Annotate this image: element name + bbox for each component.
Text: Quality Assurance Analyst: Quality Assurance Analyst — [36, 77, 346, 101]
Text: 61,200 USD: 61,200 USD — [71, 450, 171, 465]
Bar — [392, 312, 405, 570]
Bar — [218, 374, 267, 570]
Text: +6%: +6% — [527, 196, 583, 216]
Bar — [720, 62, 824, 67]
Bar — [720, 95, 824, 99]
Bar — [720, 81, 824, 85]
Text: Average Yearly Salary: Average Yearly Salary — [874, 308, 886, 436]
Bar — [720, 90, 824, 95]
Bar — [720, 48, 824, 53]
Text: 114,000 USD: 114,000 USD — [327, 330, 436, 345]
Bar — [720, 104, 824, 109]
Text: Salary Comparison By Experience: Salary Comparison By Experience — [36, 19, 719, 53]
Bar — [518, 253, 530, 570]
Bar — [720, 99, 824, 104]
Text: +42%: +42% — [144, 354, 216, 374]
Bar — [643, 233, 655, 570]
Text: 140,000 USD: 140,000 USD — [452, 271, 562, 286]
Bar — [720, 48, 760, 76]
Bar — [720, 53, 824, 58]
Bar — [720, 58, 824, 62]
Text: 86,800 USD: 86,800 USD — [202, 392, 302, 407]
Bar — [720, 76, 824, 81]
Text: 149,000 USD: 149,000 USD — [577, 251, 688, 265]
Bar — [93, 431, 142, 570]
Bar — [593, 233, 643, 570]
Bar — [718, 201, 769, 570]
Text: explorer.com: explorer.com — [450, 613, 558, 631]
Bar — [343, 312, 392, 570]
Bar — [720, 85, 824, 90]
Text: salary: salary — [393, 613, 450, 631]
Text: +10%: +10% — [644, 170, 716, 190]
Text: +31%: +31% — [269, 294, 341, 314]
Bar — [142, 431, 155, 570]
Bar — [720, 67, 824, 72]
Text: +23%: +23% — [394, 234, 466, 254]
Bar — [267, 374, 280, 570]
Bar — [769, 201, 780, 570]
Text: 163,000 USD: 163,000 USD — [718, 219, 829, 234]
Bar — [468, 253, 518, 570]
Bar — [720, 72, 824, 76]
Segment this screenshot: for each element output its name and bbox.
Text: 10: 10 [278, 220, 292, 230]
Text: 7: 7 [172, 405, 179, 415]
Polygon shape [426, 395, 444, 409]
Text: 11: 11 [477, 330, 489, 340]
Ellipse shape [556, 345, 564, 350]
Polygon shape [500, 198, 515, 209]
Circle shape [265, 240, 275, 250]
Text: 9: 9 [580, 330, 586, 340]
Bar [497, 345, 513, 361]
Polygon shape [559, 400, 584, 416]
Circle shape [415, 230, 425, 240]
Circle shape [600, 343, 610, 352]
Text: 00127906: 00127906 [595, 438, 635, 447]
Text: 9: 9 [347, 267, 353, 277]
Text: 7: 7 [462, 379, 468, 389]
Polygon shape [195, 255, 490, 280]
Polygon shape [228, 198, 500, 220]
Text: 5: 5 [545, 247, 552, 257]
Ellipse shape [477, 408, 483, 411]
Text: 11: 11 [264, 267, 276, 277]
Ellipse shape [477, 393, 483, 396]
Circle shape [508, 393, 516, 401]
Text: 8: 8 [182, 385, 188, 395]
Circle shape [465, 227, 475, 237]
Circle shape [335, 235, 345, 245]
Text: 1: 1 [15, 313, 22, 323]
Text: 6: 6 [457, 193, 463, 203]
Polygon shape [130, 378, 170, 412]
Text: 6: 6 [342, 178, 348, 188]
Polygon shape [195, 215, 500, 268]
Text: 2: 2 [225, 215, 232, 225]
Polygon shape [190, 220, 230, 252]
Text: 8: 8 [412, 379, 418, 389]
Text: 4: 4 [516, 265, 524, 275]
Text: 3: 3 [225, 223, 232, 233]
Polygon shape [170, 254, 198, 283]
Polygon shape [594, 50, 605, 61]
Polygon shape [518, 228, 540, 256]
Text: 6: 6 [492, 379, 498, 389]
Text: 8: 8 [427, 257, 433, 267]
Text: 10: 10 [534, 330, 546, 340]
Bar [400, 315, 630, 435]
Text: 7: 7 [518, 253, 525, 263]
# # # # #
### Instructions to follow
Please lay out all of the items above as a numbered list, leaving out any blank lines.

### Response for this exercise
1. Annotate this image: element name + bbox for each component.
2. Text: Quality Assurance Analyst: Quality Assurance Analyst — [36, 77, 346, 101]
3. Text: 61,200 USD: 61,200 USD — [71, 450, 171, 465]
4. Bar — [392, 312, 405, 570]
5. Bar — [218, 374, 267, 570]
6. Text: +6%: +6% — [527, 196, 583, 216]
7. Bar — [720, 62, 824, 67]
8. Bar — [720, 95, 824, 99]
9. Bar — [720, 81, 824, 85]
10. Text: Average Yearly Salary: Average Yearly Salary — [874, 308, 886, 436]
11. Bar — [720, 90, 824, 95]
12. Bar — [720, 48, 824, 53]
13. Text: 114,000 USD: 114,000 USD — [327, 330, 436, 345]
14. Bar — [720, 104, 824, 109]
15. Text: Salary Comparison By Experience: Salary Comparison By Experience — [36, 19, 719, 53]
16. Bar — [518, 253, 530, 570]
17. Bar — [720, 99, 824, 104]
18. Text: +42%: +42% — [144, 354, 216, 374]
19. Bar — [643, 233, 655, 570]
20. Text: 140,000 USD: 140,000 USD — [452, 271, 562, 286]
21. Bar — [720, 48, 760, 76]
22. Bar — [720, 53, 824, 58]
23. Bar — [720, 58, 824, 62]
24. Text: 86,800 USD: 86,800 USD — [202, 392, 302, 407]
25. Bar — [720, 76, 824, 81]
26. Text: 149,000 USD: 149,000 USD — [577, 251, 688, 265]
27. Bar — [93, 431, 142, 570]
28. Bar — [593, 233, 643, 570]
29. Bar — [718, 201, 769, 570]
30. Text: explorer.com: explorer.com — [450, 613, 558, 631]
31. Bar — [343, 312, 392, 570]
32. Bar — [720, 85, 824, 90]
33. Text: salary: salary — [393, 613, 450, 631]
34. Text: +10%: +10% — [644, 170, 716, 190]
35. Text: +31%: +31% — [269, 294, 341, 314]
36. Bar — [142, 431, 155, 570]
37. Bar — [720, 67, 824, 72]
38. Text: +23%: +23% — [394, 234, 466, 254]
39. Bar — [267, 374, 280, 570]
40. Bar — [769, 201, 780, 570]
41. Text: 163,000 USD: 163,000 USD — [718, 219, 829, 234]
42. Bar — [468, 253, 518, 570]
43. Bar — [720, 72, 824, 76]
44. Segment this screenshot: for each element output its name and bbox.
45. Text: 10: 10 [278, 220, 292, 230]
46. Text: 7: 7 [172, 405, 179, 415]
47. Polygon shape [426, 395, 444, 409]
48. Text: 11: 11 [477, 330, 489, 340]
49. Ellipse shape [556, 345, 564, 350]
50. Polygon shape [500, 198, 515, 209]
51. Circle shape [265, 240, 275, 250]
52. Text: 9: 9 [580, 330, 586, 340]
53. Bar [497, 345, 513, 361]
54. Polygon shape [559, 400, 584, 416]
55. Circle shape [415, 230, 425, 240]
56. Circle shape [600, 343, 610, 352]
57. Text: 00127906: 00127906 [595, 438, 635, 447]
58. Text: 9: 9 [347, 267, 353, 277]
59. Text: 7: 7 [462, 379, 468, 389]
60. Polygon shape [195, 255, 490, 280]
61. Polygon shape [228, 198, 500, 220]
62. Text: 5: 5 [545, 247, 552, 257]
63. Ellipse shape [477, 408, 483, 411]
64. Text: 11: 11 [264, 267, 276, 277]
65. Ellipse shape [477, 393, 483, 396]
66. Circle shape [508, 393, 516, 401]
67. Text: 8: 8 [182, 385, 188, 395]
68. Circle shape [465, 227, 475, 237]
69. Circle shape [335, 235, 345, 245]
70. Text: 1: 1 [15, 313, 22, 323]
71. Text: 6: 6 [457, 193, 463, 203]
72. Polygon shape [130, 378, 170, 412]
73. Text: 6: 6 [342, 178, 348, 188]
74. Polygon shape [195, 215, 500, 268]
75. Text: 2: 2 [225, 215, 232, 225]
76. Polygon shape [190, 220, 230, 252]
77. Text: 8: 8 [412, 379, 418, 389]
78. Text: 4: 4 [516, 265, 524, 275]
79. Text: 3: 3 [225, 223, 232, 233]
80. Polygon shape [170, 254, 198, 283]
81. Polygon shape [594, 50, 605, 61]
82. Polygon shape [518, 228, 540, 256]
83. Text: 6: 6 [492, 379, 498, 389]
84. Text: 8: 8 [427, 257, 433, 267]
85. Text: 10: 10 [534, 330, 546, 340]
86. Bar [400, 315, 630, 435]
87. Text: 7: 7 [518, 253, 525, 263]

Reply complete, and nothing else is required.